## Set problem:
Below are the records; locate each line with the word "results" and copy it.
----------
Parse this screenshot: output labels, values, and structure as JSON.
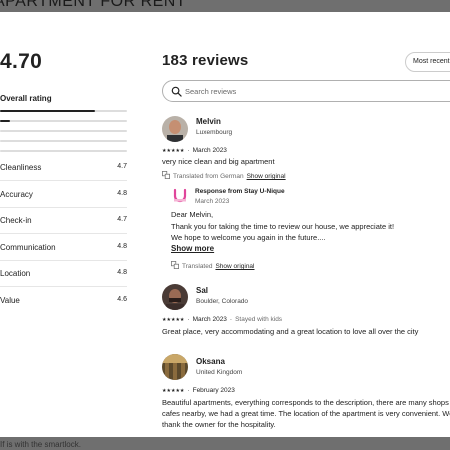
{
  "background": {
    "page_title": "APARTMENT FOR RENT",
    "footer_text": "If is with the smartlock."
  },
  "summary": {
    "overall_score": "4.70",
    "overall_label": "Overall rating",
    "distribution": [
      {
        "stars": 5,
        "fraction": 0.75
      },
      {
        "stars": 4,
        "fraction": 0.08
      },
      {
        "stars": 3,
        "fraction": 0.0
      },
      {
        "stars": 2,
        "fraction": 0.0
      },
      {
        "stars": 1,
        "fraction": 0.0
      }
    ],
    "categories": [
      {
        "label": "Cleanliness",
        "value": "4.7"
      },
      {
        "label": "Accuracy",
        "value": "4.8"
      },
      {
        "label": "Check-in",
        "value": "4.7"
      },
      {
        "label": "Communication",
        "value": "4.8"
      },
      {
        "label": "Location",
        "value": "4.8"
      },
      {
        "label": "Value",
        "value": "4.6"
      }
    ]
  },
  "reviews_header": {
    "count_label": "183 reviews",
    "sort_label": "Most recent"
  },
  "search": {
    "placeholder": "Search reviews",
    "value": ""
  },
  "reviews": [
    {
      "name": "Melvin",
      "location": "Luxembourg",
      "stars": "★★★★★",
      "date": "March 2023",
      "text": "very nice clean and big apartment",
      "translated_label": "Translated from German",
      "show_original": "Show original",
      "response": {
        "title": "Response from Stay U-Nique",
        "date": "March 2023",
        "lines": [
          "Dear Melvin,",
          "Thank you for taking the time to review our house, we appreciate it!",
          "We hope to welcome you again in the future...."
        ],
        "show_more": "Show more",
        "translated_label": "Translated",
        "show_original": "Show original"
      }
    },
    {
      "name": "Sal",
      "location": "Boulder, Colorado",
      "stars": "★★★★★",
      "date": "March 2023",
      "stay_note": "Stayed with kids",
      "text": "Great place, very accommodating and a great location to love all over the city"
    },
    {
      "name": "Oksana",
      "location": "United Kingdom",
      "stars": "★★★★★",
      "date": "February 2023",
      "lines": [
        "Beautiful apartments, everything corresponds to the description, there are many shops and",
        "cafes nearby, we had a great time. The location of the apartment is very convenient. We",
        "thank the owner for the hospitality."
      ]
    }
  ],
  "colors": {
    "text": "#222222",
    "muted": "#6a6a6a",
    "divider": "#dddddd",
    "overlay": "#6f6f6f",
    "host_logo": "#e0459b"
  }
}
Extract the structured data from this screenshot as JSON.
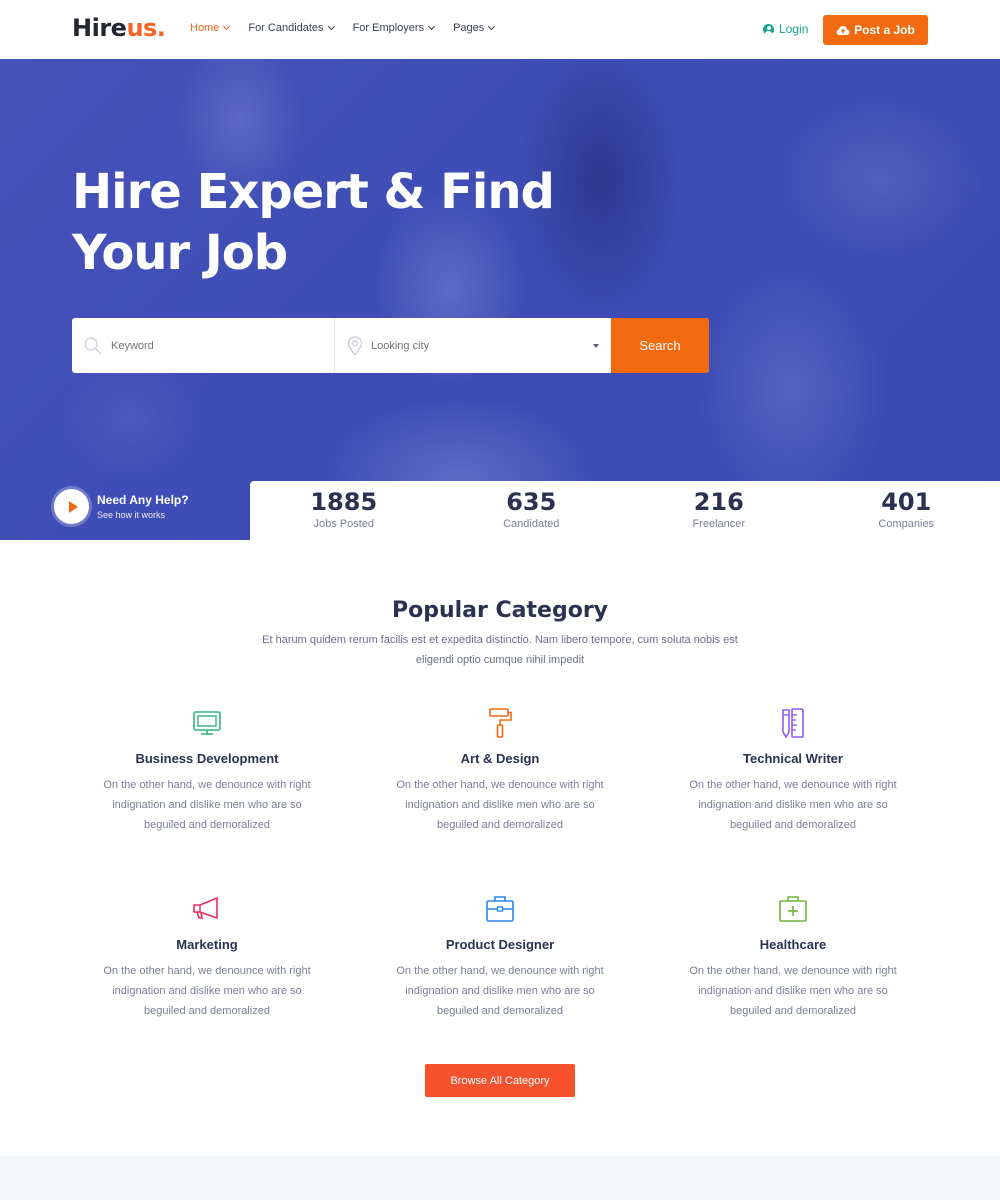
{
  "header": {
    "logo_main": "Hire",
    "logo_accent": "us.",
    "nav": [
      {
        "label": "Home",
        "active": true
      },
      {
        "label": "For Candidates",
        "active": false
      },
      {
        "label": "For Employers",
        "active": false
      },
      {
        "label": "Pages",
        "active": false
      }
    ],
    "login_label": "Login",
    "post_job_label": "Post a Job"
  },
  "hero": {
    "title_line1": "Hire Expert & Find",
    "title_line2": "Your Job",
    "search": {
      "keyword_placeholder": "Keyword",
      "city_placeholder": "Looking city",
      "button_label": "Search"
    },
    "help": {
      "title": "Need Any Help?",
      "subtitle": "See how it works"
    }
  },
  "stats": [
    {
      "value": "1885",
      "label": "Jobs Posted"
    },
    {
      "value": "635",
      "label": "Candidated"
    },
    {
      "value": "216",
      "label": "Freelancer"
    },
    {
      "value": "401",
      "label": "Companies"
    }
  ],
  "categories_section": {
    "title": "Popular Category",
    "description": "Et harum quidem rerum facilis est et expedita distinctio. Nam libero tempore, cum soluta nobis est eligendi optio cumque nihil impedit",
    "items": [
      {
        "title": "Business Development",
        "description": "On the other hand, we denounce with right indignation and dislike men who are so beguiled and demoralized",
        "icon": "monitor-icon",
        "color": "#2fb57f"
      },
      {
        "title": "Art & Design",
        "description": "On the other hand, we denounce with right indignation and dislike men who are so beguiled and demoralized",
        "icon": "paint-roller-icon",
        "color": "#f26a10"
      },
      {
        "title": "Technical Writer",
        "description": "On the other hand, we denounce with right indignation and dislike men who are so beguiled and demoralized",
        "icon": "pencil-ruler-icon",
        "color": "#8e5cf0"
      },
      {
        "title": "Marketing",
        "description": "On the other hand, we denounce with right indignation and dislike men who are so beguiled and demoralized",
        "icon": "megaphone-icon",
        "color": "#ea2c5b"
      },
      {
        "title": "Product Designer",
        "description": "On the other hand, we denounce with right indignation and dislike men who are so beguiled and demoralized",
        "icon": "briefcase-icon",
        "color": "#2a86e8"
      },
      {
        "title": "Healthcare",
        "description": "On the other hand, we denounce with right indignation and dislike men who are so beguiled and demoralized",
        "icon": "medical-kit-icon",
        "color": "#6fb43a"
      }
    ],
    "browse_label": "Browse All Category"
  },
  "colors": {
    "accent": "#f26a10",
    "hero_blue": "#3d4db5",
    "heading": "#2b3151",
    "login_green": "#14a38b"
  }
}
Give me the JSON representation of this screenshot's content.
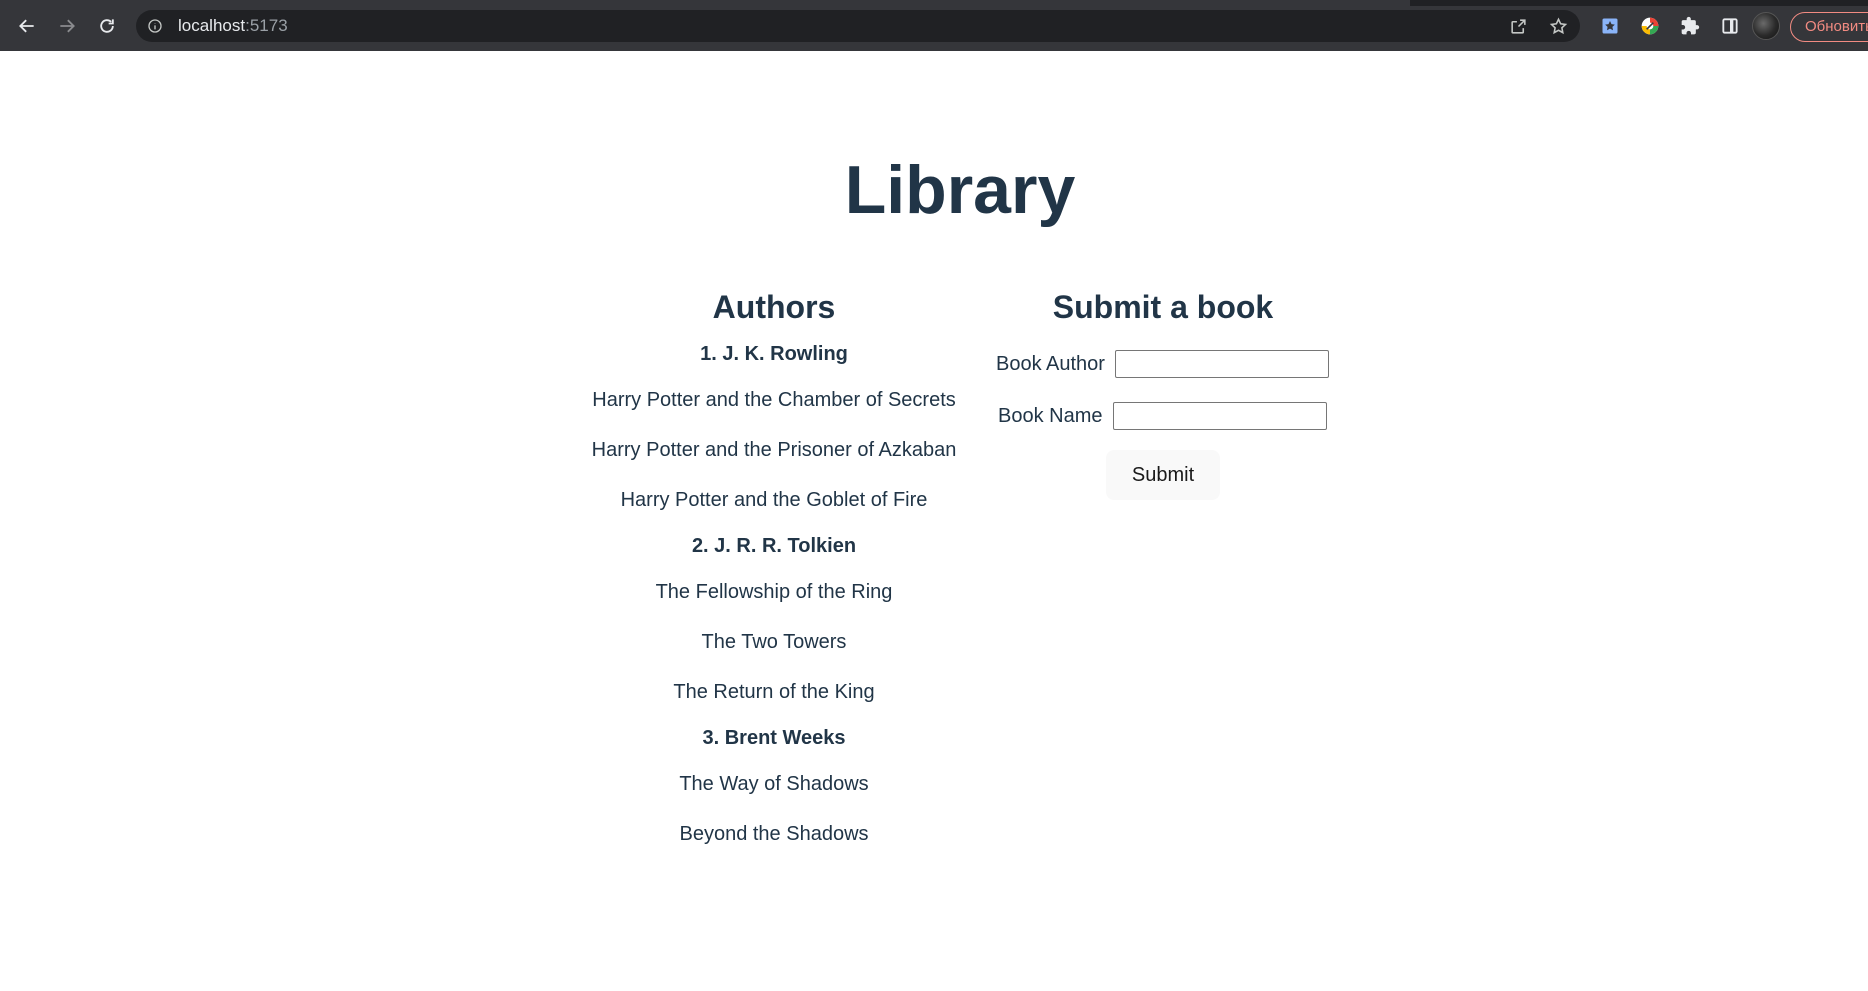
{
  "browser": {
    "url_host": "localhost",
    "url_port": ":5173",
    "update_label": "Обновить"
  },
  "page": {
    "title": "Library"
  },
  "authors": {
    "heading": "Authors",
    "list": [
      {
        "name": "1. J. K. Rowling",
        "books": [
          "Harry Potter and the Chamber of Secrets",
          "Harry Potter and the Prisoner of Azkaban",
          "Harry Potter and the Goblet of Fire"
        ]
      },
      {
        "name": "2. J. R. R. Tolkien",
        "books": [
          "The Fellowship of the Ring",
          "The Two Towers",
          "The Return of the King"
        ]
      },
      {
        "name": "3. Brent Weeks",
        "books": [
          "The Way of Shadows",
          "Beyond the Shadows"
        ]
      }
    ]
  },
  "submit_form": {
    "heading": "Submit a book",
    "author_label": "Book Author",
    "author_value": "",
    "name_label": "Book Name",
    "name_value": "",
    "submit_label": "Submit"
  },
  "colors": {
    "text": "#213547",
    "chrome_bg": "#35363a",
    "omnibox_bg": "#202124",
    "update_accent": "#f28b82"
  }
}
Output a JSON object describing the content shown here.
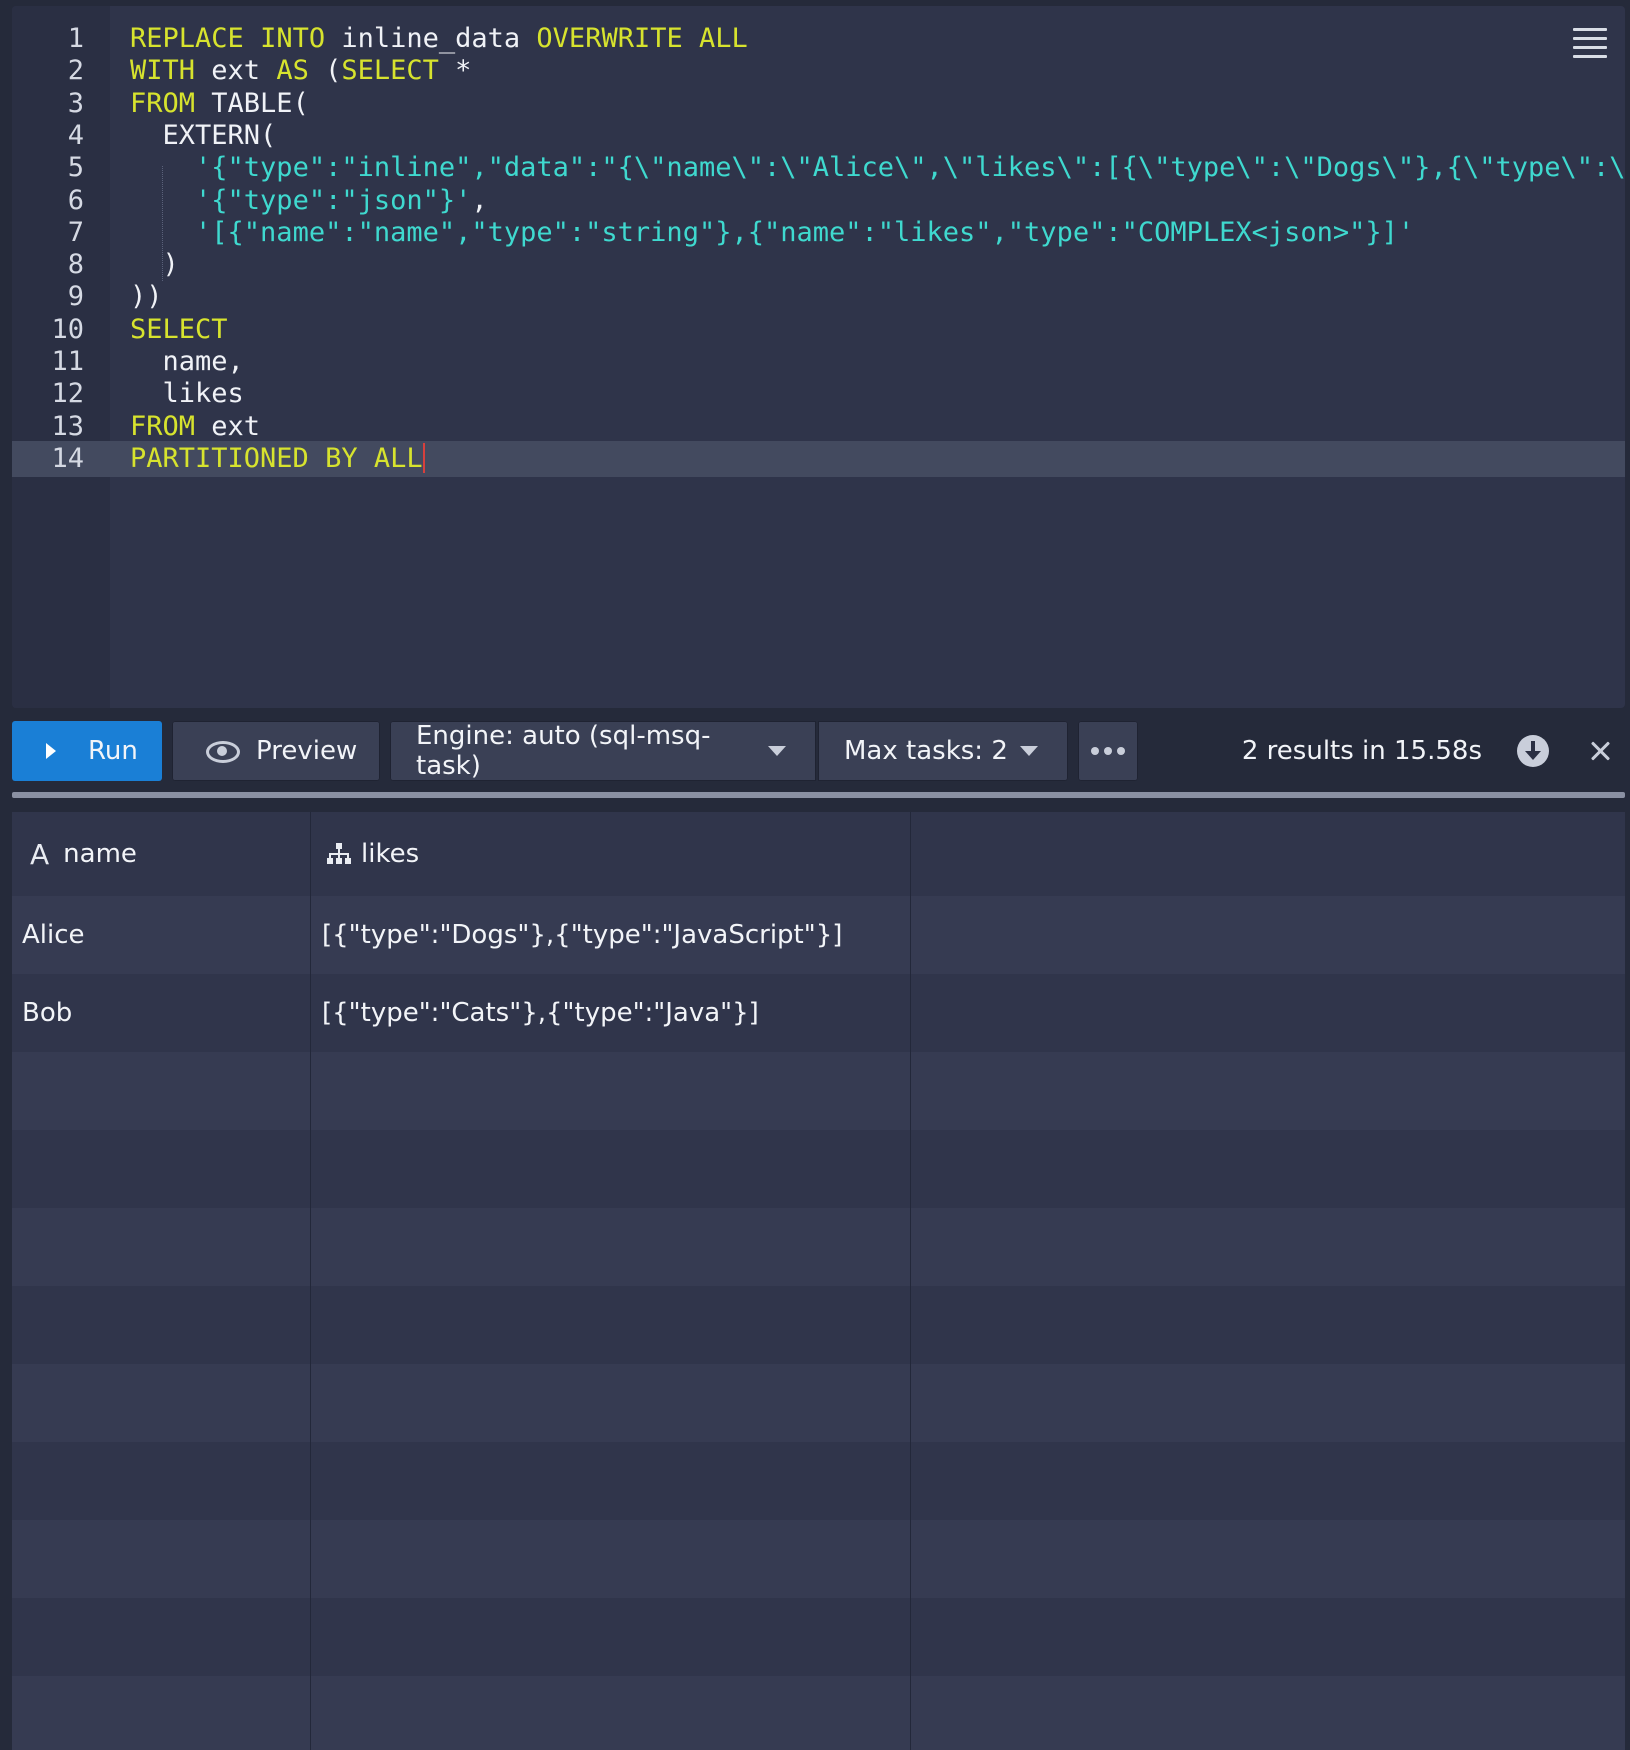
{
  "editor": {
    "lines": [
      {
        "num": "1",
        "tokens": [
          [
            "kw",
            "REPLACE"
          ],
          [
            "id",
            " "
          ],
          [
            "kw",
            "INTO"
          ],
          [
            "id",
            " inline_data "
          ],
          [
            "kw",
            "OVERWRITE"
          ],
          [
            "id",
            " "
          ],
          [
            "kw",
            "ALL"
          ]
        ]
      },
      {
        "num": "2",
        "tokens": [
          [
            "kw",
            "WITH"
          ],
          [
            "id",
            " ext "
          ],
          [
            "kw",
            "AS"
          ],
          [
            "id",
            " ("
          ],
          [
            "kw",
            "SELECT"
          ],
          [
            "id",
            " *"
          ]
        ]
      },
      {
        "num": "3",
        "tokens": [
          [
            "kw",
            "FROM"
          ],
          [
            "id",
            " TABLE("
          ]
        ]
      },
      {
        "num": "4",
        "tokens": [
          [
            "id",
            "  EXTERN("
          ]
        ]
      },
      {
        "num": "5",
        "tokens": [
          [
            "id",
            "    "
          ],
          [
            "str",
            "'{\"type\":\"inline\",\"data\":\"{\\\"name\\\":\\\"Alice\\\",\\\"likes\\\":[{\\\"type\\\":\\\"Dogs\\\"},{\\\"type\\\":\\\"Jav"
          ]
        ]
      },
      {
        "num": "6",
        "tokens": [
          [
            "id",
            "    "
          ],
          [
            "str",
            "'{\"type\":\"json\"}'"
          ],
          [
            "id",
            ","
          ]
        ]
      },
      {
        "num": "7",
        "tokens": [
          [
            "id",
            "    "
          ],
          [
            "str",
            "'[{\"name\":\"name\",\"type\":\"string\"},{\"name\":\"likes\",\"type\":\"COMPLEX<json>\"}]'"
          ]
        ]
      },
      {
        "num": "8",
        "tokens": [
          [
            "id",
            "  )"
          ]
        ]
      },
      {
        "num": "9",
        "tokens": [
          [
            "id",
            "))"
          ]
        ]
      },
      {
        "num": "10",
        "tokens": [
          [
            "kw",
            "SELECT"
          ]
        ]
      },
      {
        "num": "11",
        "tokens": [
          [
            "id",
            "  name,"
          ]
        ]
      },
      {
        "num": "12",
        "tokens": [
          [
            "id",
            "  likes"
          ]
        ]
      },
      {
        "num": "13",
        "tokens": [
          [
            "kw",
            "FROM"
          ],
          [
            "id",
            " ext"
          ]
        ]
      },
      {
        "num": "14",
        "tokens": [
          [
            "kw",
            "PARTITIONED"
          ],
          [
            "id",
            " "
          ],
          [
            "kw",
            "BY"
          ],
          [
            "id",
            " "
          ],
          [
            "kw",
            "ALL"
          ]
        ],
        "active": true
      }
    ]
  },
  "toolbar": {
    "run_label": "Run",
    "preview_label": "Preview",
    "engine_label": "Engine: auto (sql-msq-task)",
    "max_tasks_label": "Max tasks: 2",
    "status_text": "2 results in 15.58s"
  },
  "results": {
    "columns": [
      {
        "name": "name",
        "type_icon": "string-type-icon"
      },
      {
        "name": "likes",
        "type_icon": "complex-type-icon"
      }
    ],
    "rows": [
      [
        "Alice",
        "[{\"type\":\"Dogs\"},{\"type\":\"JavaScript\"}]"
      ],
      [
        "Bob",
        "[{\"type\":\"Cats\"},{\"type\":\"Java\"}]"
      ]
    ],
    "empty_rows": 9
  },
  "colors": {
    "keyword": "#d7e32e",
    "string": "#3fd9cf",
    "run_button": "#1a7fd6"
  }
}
----------
## Written reply:
    "status_text": "2 results in 15.58s"
  "results": {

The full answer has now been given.